### [WRITTEN TASK]
Look for the word "CAMS" in the entries below, then copy every line that has it.

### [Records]
══════════════════════════════

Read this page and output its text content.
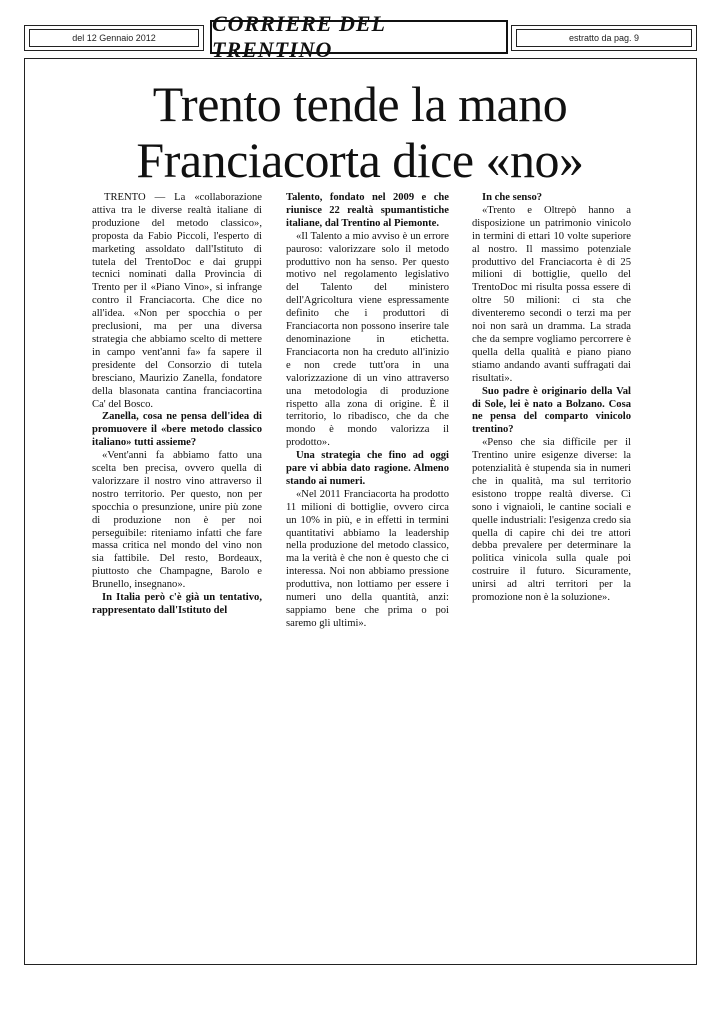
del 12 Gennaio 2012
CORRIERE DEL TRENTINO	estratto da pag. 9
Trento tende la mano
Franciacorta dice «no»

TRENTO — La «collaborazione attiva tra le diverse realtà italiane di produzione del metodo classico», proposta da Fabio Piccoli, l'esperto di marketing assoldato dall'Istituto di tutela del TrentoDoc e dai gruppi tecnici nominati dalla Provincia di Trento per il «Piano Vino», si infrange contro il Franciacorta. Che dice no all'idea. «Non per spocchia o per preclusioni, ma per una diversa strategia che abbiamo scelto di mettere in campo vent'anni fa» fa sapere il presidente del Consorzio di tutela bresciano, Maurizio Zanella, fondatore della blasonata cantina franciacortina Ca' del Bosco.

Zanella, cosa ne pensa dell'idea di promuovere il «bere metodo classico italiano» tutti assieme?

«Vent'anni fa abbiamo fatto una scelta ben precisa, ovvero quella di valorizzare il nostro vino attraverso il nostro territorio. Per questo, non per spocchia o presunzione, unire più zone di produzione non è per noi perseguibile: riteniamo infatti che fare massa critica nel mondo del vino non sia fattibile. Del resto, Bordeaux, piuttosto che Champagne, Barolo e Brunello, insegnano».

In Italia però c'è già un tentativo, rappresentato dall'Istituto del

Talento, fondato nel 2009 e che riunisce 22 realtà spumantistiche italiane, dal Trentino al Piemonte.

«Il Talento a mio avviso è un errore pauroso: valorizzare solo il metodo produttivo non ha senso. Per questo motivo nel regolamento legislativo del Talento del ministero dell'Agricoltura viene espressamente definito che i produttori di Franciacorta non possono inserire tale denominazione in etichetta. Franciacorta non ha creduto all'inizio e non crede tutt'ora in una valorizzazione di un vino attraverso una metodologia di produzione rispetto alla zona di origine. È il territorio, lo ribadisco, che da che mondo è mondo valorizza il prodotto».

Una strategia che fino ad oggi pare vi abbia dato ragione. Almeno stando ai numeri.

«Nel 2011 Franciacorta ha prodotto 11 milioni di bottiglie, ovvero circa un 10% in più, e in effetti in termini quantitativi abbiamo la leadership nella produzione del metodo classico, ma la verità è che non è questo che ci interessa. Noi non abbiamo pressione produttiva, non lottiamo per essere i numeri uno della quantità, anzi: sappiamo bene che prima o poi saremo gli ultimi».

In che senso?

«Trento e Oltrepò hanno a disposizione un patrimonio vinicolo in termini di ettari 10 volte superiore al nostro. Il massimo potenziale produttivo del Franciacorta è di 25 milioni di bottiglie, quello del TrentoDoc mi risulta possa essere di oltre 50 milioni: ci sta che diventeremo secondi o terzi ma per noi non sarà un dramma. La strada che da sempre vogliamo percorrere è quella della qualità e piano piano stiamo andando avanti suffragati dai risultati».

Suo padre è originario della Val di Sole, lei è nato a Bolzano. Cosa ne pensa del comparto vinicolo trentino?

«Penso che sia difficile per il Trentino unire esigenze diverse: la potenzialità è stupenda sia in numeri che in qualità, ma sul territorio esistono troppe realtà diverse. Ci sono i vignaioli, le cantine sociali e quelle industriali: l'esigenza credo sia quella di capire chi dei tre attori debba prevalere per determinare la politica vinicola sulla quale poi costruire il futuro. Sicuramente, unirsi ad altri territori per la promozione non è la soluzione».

══════════════════════════════

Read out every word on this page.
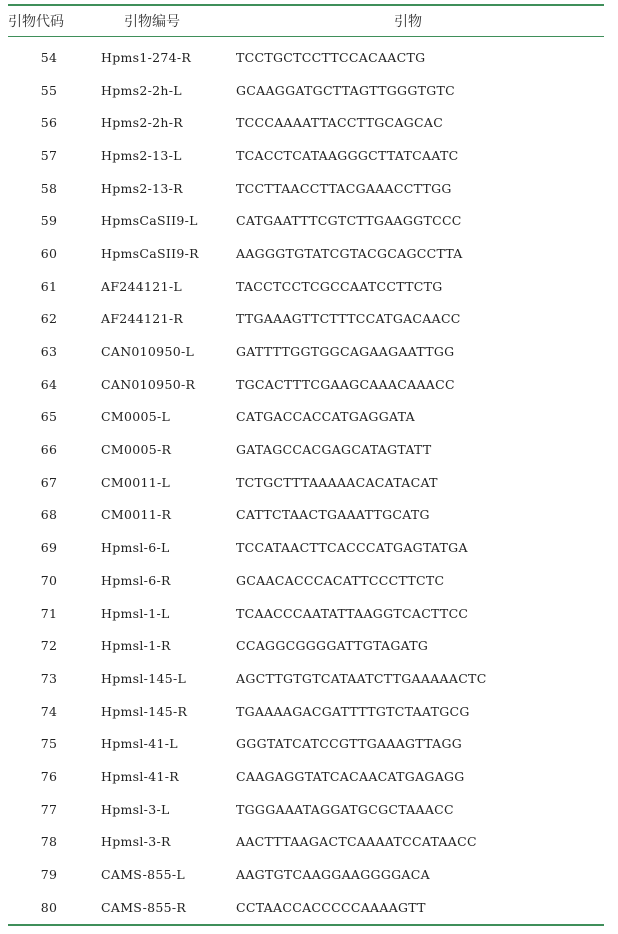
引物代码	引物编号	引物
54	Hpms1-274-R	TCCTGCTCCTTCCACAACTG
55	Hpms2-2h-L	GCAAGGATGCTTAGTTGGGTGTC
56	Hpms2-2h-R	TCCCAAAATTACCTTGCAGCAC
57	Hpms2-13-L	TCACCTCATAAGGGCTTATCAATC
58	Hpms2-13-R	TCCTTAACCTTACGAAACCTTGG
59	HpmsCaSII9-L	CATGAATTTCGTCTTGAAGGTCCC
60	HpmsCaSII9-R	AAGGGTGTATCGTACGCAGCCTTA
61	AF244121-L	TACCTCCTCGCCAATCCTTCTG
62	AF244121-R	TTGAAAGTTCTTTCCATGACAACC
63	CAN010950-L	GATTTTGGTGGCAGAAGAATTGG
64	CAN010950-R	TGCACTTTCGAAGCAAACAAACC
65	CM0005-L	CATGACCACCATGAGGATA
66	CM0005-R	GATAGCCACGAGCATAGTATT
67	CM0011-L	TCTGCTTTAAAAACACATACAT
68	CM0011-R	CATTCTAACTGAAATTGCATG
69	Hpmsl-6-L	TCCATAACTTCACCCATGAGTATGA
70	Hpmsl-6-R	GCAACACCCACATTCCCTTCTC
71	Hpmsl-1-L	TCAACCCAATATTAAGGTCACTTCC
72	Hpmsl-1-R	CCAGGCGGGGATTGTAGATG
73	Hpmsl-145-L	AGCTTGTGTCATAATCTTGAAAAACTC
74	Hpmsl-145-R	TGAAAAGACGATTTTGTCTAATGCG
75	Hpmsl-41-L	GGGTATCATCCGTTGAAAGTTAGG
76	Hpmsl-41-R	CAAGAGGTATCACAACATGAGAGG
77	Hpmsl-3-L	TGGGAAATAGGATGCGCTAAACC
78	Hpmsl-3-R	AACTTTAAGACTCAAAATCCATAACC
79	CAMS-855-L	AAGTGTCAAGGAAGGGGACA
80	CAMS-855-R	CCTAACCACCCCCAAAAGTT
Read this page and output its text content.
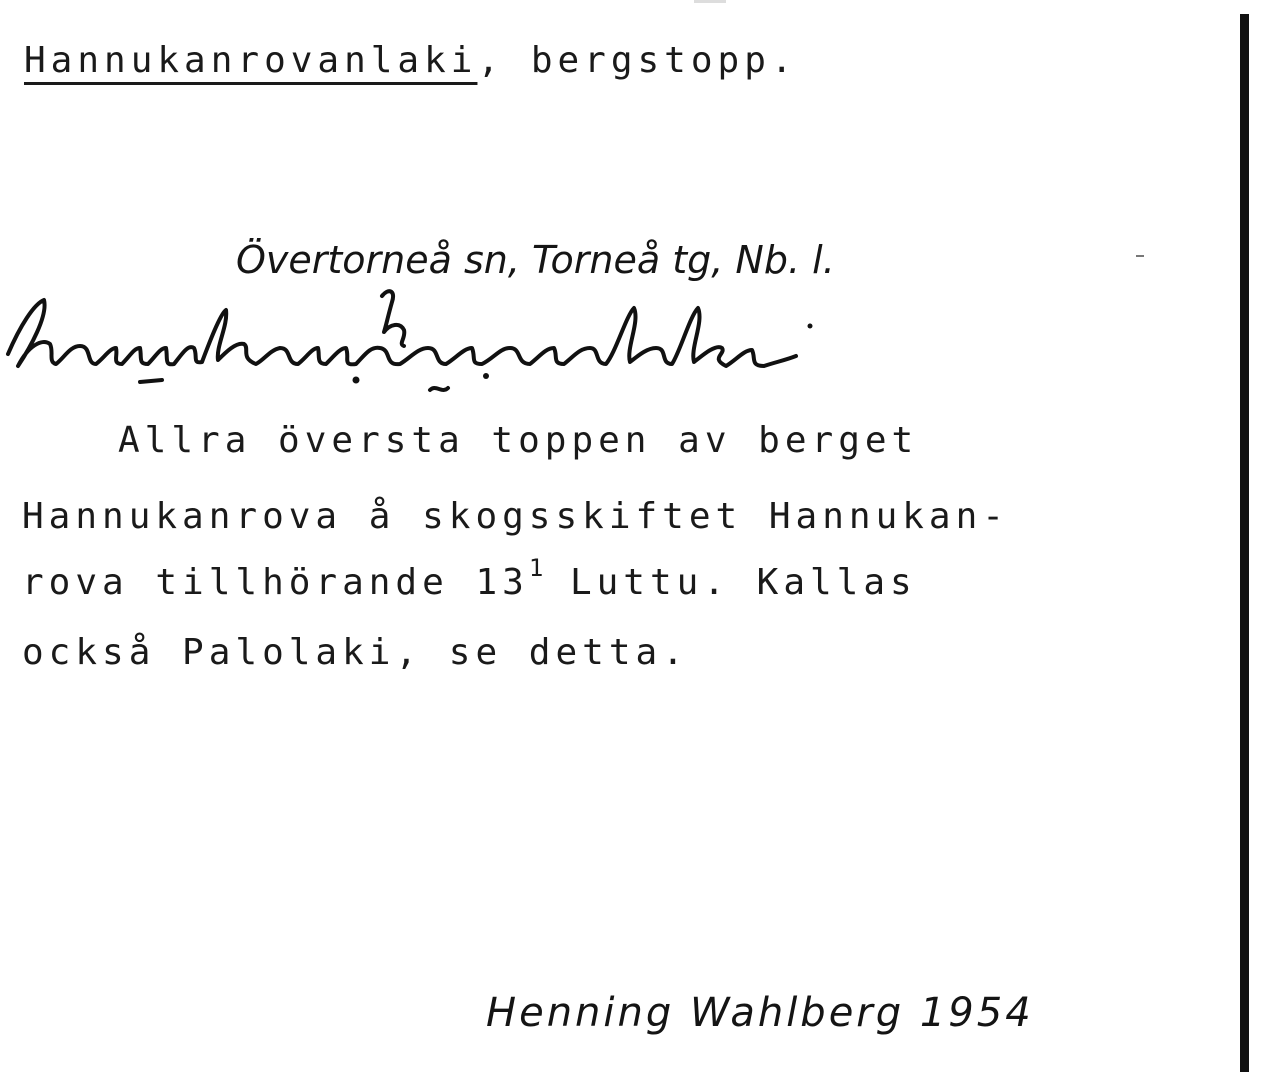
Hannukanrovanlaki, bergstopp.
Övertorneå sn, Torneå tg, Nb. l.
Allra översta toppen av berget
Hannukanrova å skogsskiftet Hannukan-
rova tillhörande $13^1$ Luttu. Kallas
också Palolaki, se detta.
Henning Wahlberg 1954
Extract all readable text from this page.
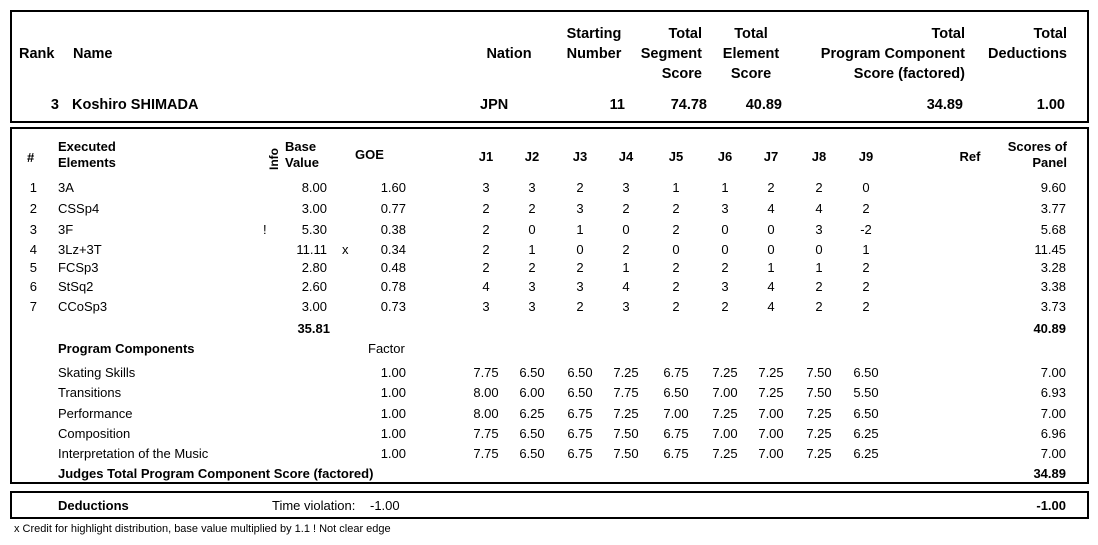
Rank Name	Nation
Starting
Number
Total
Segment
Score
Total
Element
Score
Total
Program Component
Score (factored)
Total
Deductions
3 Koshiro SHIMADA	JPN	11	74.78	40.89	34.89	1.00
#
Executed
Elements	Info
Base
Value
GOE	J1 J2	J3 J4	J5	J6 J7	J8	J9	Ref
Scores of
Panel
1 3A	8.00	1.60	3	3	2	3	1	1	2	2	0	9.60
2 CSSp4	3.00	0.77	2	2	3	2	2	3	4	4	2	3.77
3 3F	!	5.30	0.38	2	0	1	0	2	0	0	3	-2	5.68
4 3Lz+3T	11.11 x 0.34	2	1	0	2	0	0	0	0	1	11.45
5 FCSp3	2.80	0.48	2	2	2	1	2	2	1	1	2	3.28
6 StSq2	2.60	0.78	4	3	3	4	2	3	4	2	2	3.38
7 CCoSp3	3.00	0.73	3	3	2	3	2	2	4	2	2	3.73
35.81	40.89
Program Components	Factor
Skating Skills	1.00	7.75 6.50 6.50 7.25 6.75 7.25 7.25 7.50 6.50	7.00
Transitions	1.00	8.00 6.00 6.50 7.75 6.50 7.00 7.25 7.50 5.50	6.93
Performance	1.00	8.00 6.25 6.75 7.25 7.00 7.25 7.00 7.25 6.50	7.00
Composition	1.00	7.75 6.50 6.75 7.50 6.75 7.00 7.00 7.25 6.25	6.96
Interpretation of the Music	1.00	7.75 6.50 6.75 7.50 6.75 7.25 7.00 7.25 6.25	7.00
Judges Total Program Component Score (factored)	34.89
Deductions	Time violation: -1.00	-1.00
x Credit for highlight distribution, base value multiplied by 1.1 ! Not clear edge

══════════════════════════════

### [REPLY]
79	CAMS-855-L	AAGTGTCAAGGAAGGGGACA
80	CAMS-855-R	CCTAACCACCCCCAAAAGTT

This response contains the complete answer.